EXERCISE TASK
Of all the lines in the material, how many contain the word "الزومبي"? State the number alone.

DATA FOR THE TASK
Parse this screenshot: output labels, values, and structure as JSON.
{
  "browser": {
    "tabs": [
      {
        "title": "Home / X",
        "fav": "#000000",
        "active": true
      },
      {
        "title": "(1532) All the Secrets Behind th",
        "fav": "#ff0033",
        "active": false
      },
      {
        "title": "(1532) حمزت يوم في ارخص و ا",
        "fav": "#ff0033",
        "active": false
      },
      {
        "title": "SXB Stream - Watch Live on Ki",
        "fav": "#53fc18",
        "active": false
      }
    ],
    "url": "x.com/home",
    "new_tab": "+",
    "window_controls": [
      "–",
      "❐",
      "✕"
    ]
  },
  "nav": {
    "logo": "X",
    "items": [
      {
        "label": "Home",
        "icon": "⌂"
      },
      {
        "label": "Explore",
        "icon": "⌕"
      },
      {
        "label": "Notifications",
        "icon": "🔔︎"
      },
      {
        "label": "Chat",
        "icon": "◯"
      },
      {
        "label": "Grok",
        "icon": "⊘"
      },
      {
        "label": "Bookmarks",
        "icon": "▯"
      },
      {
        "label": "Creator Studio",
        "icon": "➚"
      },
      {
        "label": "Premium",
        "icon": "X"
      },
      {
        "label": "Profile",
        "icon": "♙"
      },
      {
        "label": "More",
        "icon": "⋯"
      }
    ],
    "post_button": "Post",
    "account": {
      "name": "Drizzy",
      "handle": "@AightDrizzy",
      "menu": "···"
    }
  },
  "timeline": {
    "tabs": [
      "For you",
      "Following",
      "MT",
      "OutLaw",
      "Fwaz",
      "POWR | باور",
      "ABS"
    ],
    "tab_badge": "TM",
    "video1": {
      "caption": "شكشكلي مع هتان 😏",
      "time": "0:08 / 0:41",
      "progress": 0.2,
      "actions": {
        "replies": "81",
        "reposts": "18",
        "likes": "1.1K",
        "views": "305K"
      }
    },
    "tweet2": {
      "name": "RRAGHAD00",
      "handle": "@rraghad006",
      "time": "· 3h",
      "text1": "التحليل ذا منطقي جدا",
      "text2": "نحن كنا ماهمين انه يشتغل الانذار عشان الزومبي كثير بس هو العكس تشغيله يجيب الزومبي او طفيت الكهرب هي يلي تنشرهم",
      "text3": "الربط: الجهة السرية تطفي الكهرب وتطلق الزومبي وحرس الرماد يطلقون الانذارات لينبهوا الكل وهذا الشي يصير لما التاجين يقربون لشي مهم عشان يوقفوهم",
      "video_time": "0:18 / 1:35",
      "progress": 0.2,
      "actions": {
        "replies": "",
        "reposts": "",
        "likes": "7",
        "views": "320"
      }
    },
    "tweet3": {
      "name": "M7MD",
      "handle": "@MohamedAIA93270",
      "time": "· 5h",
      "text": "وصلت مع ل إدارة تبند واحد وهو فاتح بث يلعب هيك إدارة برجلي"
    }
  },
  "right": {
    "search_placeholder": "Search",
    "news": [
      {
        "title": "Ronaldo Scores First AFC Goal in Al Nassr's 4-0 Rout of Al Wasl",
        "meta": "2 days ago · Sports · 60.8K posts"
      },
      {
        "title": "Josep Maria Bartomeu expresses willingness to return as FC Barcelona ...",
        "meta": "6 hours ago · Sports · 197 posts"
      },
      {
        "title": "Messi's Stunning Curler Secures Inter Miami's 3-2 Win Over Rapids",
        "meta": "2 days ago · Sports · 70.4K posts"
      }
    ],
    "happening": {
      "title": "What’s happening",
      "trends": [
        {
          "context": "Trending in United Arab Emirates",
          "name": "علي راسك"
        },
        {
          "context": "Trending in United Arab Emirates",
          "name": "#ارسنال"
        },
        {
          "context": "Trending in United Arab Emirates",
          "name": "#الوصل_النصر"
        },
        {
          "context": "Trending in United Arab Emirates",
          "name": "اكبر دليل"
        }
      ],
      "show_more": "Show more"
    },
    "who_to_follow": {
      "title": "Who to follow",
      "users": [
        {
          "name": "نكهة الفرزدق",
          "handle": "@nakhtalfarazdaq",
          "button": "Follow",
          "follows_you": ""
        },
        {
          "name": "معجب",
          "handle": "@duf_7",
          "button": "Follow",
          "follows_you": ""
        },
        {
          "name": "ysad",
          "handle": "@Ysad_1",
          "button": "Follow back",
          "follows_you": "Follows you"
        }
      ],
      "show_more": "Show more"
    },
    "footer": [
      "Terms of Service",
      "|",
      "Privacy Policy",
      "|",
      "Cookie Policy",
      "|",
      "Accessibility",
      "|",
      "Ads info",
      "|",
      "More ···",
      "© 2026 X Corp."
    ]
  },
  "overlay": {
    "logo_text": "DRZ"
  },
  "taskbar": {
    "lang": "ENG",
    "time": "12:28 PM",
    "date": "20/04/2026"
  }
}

IN RESPONSE
2